> [EXERCISE GOAL]: Edit the listing below, starting at its first line and ending at the line that contains "left-article-headline-wrap [116,495,568,534]". Replace "table-header" with "column-header" throughout that span, leave everything else unchanged, and return only those lines.

Records:

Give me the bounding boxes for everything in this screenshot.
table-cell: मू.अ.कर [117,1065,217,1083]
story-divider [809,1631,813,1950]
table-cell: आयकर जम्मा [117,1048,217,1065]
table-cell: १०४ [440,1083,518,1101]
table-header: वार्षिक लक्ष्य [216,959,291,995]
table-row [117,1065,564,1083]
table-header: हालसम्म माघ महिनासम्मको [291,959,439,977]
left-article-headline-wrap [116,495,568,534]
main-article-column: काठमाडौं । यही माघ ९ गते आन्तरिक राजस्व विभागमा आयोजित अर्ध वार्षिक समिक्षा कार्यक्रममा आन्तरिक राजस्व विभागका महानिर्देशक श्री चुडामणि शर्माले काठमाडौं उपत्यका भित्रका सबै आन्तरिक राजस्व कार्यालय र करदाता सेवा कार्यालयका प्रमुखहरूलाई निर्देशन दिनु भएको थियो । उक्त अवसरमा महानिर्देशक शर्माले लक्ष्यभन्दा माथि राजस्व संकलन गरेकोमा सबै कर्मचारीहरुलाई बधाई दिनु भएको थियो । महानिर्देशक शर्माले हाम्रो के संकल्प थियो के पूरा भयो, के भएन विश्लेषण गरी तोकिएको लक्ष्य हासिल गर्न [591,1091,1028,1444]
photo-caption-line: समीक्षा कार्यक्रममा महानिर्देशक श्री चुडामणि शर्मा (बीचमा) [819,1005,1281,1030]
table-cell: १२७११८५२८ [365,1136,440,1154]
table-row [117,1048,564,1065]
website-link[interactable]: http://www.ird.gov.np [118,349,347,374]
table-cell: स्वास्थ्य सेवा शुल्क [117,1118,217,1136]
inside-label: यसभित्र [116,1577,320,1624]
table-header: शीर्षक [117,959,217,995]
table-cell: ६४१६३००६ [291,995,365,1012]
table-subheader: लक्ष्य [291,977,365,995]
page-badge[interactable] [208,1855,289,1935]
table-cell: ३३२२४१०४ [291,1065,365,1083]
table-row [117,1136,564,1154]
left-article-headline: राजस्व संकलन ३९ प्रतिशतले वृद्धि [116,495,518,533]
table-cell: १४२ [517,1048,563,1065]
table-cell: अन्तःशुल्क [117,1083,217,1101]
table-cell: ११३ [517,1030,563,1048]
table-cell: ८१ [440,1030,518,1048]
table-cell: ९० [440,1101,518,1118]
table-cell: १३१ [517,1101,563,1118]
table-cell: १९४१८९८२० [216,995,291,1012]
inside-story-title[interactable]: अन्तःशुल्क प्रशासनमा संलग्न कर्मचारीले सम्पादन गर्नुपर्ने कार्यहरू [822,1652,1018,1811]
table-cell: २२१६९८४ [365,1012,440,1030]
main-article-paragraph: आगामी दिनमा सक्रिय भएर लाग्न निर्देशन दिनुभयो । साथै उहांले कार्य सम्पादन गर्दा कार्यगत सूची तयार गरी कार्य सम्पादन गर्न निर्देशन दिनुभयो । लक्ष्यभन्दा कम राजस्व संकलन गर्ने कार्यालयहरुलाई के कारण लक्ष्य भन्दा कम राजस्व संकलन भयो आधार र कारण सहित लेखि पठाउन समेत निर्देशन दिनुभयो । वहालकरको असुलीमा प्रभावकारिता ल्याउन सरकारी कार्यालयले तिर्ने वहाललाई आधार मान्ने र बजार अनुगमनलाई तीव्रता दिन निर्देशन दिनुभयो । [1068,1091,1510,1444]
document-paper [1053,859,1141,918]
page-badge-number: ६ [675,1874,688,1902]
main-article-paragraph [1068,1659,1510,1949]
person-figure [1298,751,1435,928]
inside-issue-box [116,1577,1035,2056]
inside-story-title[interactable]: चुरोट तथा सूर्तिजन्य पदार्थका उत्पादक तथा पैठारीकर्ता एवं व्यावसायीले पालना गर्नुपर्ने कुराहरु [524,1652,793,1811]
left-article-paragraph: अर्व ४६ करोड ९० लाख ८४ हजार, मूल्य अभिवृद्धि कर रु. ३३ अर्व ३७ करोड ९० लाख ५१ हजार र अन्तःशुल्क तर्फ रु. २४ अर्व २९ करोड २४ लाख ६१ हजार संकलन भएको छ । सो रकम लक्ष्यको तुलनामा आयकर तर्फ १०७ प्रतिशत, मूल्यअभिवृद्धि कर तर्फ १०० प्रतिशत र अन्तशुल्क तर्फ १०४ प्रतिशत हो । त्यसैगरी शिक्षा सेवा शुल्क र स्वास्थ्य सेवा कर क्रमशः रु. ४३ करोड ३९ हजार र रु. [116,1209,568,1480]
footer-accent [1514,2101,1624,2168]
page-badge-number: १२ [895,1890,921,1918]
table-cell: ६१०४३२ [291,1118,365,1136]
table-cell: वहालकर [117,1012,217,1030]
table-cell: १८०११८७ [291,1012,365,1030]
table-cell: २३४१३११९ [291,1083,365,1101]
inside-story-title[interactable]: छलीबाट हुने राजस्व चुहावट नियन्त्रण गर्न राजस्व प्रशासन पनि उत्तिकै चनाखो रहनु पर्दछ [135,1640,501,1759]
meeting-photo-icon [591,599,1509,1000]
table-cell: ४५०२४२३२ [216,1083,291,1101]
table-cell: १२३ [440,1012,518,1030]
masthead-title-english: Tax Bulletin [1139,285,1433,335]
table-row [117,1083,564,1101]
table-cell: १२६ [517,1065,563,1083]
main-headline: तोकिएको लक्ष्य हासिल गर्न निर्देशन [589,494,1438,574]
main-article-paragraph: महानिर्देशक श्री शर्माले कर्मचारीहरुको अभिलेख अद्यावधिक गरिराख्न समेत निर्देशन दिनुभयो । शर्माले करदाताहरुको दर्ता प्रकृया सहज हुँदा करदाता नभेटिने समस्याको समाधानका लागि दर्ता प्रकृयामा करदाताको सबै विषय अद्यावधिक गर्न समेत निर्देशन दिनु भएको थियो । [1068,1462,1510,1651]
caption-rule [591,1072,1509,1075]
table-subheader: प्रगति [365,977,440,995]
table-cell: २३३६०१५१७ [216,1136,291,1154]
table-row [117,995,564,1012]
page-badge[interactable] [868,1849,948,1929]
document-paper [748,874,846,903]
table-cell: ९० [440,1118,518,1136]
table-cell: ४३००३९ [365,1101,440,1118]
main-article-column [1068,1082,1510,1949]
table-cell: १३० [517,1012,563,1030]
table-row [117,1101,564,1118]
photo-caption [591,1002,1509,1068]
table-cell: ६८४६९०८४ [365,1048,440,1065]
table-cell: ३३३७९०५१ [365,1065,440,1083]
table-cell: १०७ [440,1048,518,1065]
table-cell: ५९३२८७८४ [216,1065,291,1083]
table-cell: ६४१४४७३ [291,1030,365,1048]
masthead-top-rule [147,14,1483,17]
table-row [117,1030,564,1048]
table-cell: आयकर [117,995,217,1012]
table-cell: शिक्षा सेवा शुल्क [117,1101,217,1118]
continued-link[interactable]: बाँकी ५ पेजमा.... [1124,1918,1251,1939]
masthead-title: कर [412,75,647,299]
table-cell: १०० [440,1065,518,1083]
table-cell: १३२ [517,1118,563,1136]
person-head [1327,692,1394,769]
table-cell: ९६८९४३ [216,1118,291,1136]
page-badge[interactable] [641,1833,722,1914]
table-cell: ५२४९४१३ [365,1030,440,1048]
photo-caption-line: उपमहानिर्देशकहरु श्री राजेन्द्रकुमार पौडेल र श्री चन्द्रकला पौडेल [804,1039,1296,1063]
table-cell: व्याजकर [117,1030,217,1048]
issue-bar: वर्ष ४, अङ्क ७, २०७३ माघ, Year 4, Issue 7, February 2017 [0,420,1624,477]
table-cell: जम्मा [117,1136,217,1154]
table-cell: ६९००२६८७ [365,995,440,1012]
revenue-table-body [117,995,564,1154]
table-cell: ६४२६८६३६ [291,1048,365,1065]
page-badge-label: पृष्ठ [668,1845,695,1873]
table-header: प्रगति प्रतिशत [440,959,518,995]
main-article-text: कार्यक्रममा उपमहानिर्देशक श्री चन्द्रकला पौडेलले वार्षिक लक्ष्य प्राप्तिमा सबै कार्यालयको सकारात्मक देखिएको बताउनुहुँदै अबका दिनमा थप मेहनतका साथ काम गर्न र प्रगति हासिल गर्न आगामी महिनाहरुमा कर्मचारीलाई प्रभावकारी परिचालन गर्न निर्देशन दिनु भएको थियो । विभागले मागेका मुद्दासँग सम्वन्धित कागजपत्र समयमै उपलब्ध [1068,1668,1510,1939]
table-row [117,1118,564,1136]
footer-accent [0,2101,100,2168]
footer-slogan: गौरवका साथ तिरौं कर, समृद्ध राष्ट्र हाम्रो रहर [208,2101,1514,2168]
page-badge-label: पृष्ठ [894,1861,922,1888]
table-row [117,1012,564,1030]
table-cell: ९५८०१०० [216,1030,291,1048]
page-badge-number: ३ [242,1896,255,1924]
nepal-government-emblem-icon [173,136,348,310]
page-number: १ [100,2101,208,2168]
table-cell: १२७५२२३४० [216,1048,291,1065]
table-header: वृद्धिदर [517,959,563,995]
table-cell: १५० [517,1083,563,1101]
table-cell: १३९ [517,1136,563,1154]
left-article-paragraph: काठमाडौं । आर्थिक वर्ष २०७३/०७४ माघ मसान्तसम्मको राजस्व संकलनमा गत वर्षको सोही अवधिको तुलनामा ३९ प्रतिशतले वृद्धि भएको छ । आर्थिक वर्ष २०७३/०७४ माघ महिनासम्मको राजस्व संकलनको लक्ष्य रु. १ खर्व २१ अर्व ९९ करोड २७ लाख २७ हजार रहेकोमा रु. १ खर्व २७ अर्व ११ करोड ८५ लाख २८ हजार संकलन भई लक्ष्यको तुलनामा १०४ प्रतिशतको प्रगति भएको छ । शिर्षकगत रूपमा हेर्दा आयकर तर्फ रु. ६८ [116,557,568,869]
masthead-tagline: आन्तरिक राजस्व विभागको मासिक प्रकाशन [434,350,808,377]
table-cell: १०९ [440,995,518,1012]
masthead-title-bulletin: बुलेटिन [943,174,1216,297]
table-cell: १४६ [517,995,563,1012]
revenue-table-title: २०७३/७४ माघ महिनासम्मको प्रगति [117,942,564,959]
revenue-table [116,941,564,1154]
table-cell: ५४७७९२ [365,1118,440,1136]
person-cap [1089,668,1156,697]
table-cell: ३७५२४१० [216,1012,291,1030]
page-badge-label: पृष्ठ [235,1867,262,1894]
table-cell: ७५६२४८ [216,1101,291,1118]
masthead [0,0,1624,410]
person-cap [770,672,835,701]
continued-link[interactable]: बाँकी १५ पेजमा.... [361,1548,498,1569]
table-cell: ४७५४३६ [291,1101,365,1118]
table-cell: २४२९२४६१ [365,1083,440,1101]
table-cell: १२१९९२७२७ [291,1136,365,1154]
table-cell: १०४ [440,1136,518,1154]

> [FULL RESPONSE]:
Give me the bounding boxes for everything in this screenshot.
table-cell: मू.अ.कर [117,1065,217,1083]
story-divider [809,1631,813,1950]
table-cell: आयकर जम्मा [117,1048,217,1065]
table-cell: १०४ [440,1083,518,1101]
column-header: वार्षिक लक्ष्य [216,959,291,995]
table-row [117,1065,564,1083]
column-header: हालसम्म माघ महिनासम्मको [291,959,439,977]
left-article-headline-wrap [116,495,568,534]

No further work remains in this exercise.